• Data listing:

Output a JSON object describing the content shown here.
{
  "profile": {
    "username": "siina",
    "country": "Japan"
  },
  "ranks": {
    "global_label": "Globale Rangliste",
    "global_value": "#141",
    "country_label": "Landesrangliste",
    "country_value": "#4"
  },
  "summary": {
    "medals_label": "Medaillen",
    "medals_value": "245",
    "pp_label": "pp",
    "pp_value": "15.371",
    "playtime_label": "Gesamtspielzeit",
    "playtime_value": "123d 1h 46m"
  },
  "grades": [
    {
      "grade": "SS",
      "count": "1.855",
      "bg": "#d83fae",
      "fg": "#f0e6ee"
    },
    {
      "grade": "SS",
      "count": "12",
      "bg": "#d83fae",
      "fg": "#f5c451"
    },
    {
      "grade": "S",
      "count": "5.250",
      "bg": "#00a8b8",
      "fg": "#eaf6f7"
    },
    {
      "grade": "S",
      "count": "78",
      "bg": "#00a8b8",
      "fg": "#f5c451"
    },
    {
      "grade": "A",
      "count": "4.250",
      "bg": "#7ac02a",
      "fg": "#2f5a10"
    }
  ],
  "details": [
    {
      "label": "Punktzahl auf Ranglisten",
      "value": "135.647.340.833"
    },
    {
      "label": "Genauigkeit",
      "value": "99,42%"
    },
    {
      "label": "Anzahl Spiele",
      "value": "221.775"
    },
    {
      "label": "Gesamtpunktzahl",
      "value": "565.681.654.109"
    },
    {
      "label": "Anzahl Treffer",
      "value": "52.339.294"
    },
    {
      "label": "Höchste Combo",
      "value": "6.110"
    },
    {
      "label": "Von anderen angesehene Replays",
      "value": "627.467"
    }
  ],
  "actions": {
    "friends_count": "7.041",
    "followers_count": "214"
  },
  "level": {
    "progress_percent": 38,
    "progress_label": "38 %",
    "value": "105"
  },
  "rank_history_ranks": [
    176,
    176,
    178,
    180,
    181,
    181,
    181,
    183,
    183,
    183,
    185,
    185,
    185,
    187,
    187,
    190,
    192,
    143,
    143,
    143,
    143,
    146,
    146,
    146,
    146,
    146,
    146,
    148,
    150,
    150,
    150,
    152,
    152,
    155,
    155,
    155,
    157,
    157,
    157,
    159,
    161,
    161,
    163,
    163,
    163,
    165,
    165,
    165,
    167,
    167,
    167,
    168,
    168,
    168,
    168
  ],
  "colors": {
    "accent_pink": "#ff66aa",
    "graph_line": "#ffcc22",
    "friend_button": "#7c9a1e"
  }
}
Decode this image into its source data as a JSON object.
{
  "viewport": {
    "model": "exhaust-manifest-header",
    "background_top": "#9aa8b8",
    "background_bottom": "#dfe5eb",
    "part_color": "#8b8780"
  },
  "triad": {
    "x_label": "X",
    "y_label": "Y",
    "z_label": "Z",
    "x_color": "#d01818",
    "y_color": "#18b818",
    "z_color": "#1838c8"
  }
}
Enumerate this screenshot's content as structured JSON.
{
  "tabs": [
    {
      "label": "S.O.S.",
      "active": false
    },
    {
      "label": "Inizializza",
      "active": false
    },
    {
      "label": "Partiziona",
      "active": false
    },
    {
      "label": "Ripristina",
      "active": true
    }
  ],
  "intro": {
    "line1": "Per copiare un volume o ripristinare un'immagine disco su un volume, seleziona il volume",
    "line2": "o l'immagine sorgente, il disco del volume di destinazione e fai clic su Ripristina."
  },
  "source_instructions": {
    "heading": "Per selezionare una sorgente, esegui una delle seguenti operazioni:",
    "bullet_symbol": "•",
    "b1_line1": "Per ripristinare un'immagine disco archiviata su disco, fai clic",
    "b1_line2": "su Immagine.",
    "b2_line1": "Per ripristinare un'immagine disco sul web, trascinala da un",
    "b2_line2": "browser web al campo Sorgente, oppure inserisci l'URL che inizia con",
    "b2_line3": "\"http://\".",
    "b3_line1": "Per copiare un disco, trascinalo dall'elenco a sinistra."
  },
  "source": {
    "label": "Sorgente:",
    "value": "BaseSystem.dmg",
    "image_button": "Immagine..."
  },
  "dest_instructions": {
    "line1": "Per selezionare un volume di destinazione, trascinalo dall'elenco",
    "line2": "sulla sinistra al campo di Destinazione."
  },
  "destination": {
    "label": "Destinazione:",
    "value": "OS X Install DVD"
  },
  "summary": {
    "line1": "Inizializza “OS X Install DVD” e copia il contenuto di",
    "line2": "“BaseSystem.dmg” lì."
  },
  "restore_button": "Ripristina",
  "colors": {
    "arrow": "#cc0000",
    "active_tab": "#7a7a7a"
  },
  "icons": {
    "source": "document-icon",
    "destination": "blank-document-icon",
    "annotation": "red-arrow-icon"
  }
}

• GOAL: Using the listing above, retype each line exactly.

• THE REPLY:
Output a JSON object describing the content shown here.
{
  "profile": {
    "username": "siina",
    "country": "Japan"
  },
  "ranks": {
    "global_label": "Globale Rangliste",
    "global_value": "#141",
    "country_label": "Landesrangliste",
    "country_value": "#4"
  },
  "summary": {
    "medals_label": "Medaillen",
    "medals_value": "245",
    "pp_label": "pp",
    "pp_value": "15.371",
    "playtime_label": "Gesamtspielzeit",
    "playtime_value": "123d 1h 46m"
  },
  "grades": [
    {
      "grade": "SS",
      "count": "1.855",
      "bg": "#d83fae",
      "fg": "#f0e6ee"
    },
    {
      "grade": "SS",
      "count": "12",
      "bg": "#d83fae",
      "fg": "#f5c451"
    },
    {
      "grade": "S",
      "count": "5.250",
      "bg": "#00a8b8",
      "fg": "#eaf6f7"
    },
    {
      "grade": "S",
      "count": "78",
      "bg": "#00a8b8",
      "fg": "#f5c451"
    },
    {
      "grade": "A",
      "count": "4.250",
      "bg": "#7ac02a",
      "fg": "#2f5a10"
    }
  ],
  "details": [
    {
      "label": "Punktzahl auf Ranglisten",
      "value": "135.647.340.833"
    },
    {
      "label": "Genauigkeit",
      "value": "99,42%"
    },
    {
      "label": "Anzahl Spiele",
      "value": "221.775"
    },
    {
      "label": "Gesamtpunktzahl",
      "value": "565.681.654.109"
    },
    {
      "label": "Anzahl Treffer",
      "value": "52.339.294"
    },
    {
      "label": "Höchste Combo",
      "value": "6.110"
    },
    {
      "label": "Von anderen angesehene Replays",
      "value": "627.467"
    }
  ],
  "actions": {
    "friends_count": "7.041",
    "followers_count": "214"
  },
  "level": {
    "progress_percent": 38,
    "progress_label": "38 %",
    "value": "105"
  },
  "rank_history_ranks": [
    176,
    176,
    178,
    180,
    181,
    181,
    181,
    183,
    183,
    183,
    185,
    185,
    185,
    187,
    187,
    190,
    192,
    143,
    143,
    143,
    143,
    146,
    146,
    146,
    146,
    146,
    146,
    148,
    150,
    150,
    150,
    152,
    152,
    155,
    155,
    155,
    157,
    157,
    157,
    159,
    161,
    161,
    163,
    163,
    163,
    165,
    165,
    165,
    167,
    167,
    167,
    168,
    168,
    168,
    168
  ],
  "colors": {
    "accent_pink": "#ff66aa",
    "graph_line": "#ffcc22",
    "friend_button": "#7c9a1e"
  }
}
Decode this image into its source data as a JSON object.
{
  "viewport": {
    "model": "exhaust-manifest-header",
    "background_top": "#9aa8b8",
    "background_bottom": "#dfe5eb",
    "part_color": "#8b8780"
  },
  "triad": {
    "x_label": "X",
    "y_label": "Y",
    "z_label": "Z",
    "x_color": "#d01818",
    "y_color": "#18b818",
    "z_color": "#1838c8"
  }
}
Enumerate this screenshot's content as structured JSON.
{
  "tabs": [
    {
      "label": "S.O.S.",
      "active": false
    },
    {
      "label": "Inizializza",
      "active": false
    },
    {
      "label": "Partiziona",
      "active": false
    },
    {
      "label": "Ripristina",
      "active": true
    }
  ],
  "intro": {
    "line1": "Per copiare un volume o ripristinare un'immagine disco su un volume, seleziona il volume",
    "line2": "o l'immagine sorgente, il disco del volume di destinazione e fai clic su Ripristina."
  },
  "source_instructions": {
    "heading": "Per selezionare una sorgente, esegui una delle seguenti operazioni:",
    "bullet_symbol": "•",
    "b1_line1": "Per ripristinare un'immagine disco archiviata su disco, fai clic",
    "b1_line2": "su Immagine.",
    "b2_line1": "Per ripristinare un'immagine disco sul web, trascinala da un",
    "b2_line2": "browser web al campo Sorgente, oppure inserisci l'URL che inizia con",
    "b2_line3": "\"http://\".",
    "b3_line1": "Per copiare un disco, trascinalo dall'elenco a sinistra."
  },
  "source": {
    "label": "Sorgente:",
    "value": "BaseSystem.dmg",
    "image_button": "Immagine..."
  },
  "dest_instructions": {
    "line1": "Per selezionare un volume di destinazione, trascinalo dall'elenco",
    "line2": "sulla sinistra al campo di Destinazione."
  },
  "destination": {
    "label": "Destinazione:",
    "value": "OS X Install DVD"
  },
  "summary": {
    "line1": "Inizializza “OS X Install DVD” e copia il contenuto di",
    "line2": "“BaseSystem.dmg” lì."
  },
  "restore_button": "Ripristina",
  "colors": {
    "arrow": "#cc0000",
    "active_tab": "#7a7a7a"
  },
  "icons": {
    "source": "document-icon",
    "destination": "blank-document-icon",
    "annotation": "red-arrow-icon"
  }
}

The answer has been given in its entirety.